Work to complete:
1/ According to the NeMo Speech Models page, what WER does QuartzNet15x5Base-En achieve on LibriSpeech dev-other?
2/ Please extend the NeMo Speech Models page, picking up right after its last line.

Selected extract:
--------------------------------------------------

NGC | Catalog
CatalogModelsNeMo Speech Models

NeMo Speech Models

Logo for NeMo Speech Models
Description
NeMo Speech Models include speech recognition, command recognition, speaker identification, speaker verification and voice activity detection. These models are used for Automatic Speech Recognition (ASR) and sub-tasks.
Publisher
NVIDIA
Latest Version
1.0.0a5
Modified
April 4, 2023
Size
1.51 GB

Overview

NVIDIA NeMo toolkit supports multiple Automatic Speech Recognition(ASR) models such as Jasper and QuartzNet. Pretrained checkpoints for these models trained on standard datasets can be used immediately, use speech_to_text.py script in the examples directory. In addition, models for ASR sub-tasks such as speech classification are also provided; for example MatchboxNet trained on the Google Speech Commands Dataset is available in speech_to_label.py. Voice Activity Detection is also supported with the same script, by simply changing the config file passed to the script! NeMo also supports training Speech Recognition models with Byte Pair/Word Piece encoding of the corpus, via the speech_to_text_bpe.py example; these models are still under development. In order to simply perform evaluation on a dataset using these models, use the speech_to_text_infer.py example, which shows how to compute WER over the dataset.

Usage

You can instantiate all these models automatically directly from NGC. To do so, start your script with:

import nemo
import nemo.collections.asr as nemo_asr

Then chose what type of model you would like to instantiate. See table below for the list of model base classes. Then use base_class.from_pretrained(...) method. For example:

quartznet = nemo_asr.models.EncDecCTCModel.from_pretrained(model_name="QuartzNet15x5Base-En")

Note that you can also list all available models using API by calling base_class.list_available_models(...) method.

You can also download all models' ".nemo" files in the "File Browser" tab and then instantiate those models with base_class.restore_from(PATH_TO_DOTNEMO_FILE) method. In this case, make sure you are matching NeMo and models' versions.

Here is a list of currently available models together with their base classes and short descriptions.

Model name Model Base Class Description
QuartzNet15x5Base-En EncDecCTCModel QuartzNet15x5 model trained on six datasets: LibriSpeech, Mozilla Common Voice (validated clips from en_1488h_2019-12-10), WSJ, Fisher, Switchboard, and NSC Singapore English. It was trained with Apex/Amp optimization level O1 for 600 epochs. The model achieves a WER of 3.79% on LibriSpeech dev-clean, and a WER of 10.05% on dev-other.
QuartzNet15x5Base-Zh EncDecCTCModel QuartzNet15x5 model trained on ai-shell2 Mandarin Chinese dataset.

--------------------------------------------------

Data:
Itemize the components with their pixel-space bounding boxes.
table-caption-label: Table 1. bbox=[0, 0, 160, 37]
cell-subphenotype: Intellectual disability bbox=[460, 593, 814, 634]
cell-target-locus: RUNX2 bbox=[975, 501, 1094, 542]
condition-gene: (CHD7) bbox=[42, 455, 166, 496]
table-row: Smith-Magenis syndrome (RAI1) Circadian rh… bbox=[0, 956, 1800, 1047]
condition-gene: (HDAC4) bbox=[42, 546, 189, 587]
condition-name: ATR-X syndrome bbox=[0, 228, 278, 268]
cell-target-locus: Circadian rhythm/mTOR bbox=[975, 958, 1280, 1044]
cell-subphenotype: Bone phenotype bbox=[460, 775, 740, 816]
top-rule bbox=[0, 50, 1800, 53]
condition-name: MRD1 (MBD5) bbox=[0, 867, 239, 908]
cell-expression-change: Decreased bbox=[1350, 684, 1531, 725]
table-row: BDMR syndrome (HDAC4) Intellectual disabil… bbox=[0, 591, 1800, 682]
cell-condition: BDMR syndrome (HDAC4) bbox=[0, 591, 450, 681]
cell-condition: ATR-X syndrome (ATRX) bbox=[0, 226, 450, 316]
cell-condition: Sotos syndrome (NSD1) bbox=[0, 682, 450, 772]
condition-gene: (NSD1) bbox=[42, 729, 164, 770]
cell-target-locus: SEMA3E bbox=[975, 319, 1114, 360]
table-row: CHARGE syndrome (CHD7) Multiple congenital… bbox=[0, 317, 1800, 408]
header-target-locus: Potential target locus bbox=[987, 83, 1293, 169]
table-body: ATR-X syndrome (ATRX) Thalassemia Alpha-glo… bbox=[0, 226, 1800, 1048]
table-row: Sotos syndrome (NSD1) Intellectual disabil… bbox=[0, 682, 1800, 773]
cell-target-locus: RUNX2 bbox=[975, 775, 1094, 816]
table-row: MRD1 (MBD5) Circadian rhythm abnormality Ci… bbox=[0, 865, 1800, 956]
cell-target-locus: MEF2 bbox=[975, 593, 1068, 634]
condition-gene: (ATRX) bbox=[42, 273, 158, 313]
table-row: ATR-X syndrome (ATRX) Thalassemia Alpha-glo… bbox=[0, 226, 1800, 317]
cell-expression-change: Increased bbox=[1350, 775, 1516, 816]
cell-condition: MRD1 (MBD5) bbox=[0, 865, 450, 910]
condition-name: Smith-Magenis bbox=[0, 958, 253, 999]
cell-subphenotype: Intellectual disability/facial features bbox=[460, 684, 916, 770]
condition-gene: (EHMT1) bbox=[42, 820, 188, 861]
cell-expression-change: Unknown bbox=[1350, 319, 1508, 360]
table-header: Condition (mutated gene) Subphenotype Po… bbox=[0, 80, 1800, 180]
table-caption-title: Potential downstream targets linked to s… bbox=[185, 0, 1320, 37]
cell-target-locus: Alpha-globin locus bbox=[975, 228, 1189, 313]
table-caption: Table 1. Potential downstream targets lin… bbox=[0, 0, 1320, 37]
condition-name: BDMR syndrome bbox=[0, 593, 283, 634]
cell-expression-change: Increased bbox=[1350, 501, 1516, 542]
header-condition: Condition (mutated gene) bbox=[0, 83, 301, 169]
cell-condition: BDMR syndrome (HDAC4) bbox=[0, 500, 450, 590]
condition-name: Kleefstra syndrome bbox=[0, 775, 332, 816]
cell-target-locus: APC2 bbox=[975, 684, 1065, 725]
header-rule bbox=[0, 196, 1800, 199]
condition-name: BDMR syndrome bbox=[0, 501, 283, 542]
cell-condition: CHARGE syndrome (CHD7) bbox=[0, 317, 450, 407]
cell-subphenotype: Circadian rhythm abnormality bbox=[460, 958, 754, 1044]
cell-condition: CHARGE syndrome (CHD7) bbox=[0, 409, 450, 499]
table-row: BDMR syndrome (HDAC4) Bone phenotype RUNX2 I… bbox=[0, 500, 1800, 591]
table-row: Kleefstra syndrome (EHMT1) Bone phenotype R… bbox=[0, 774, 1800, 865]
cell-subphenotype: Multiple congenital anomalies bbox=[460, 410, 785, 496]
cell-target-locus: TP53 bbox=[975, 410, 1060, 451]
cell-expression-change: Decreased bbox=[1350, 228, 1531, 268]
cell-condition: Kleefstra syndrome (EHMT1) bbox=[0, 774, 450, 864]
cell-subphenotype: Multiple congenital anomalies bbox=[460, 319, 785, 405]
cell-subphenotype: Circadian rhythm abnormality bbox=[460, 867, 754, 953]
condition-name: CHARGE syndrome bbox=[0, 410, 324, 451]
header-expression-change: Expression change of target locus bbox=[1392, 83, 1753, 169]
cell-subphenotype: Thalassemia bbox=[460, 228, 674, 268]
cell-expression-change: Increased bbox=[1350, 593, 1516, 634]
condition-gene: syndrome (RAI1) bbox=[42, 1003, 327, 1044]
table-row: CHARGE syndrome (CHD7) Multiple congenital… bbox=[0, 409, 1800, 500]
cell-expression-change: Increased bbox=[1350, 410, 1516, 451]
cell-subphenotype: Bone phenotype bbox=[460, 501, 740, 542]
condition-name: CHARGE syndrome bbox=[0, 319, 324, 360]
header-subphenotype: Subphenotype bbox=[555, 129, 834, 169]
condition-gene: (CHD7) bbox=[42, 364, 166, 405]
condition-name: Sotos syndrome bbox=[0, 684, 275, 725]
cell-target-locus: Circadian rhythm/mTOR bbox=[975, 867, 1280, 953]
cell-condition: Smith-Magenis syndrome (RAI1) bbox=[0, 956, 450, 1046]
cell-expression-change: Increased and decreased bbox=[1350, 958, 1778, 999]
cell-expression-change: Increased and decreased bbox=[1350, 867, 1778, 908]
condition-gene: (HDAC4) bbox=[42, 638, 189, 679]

--------------------------------------------------

Answers for this exercise:
1/ A WER of 10.05%.

2/
QuartzNet5x5LS-En EncDecCTCModel QuartzNet5x5 model trained on LibriSpeech dataset only. The model achieves a WER of 5.37% on LibriSpeech dev-clean, and a WER of 15.69% on dev-other.
QuartzNet15x5NR-En EncDecCTCModel Quartznet15x5 model trained for presence of noise. The base model QuartzNet15x5Base-En was finetuned with RIR and noise augmentation to make it more robust to noise. This model should be preferred for noisy speech transcription. This model achieves a WER of 3.96% on LibriSpeech dev-clean and a WER of 10.14% on dev-other.
Jasper10x5Dr-En EncDecCTCModel JasperNet10x5Dr model trained on six datasets: LibriSpeech, Mozilla Common Voice (validated clips from en_1488h_2019-12-10), WSJ, Fisher, Switchboard, and NSC Singapore English. It was trained with Apex/Amp optimization level O1. The model achieves a WER of 3.37% on LibriSpeech dev-clean, 9.81% on dev-other.
ContextNet-192-WPE-1024-8x-Stride EncDecCTCModelBPE ContextNet initial implementation model trained on the Librispeech corpus and achieves a WER of 10.09% on test-other and 10.11% on dev-other.
MatchboxNet-3x1x64-v1 EncDecClassificationModel MatchboxNet model trained on Google Speech Commands dataset (v1, 30 classes) which obtains 97.32% accuracy on test set.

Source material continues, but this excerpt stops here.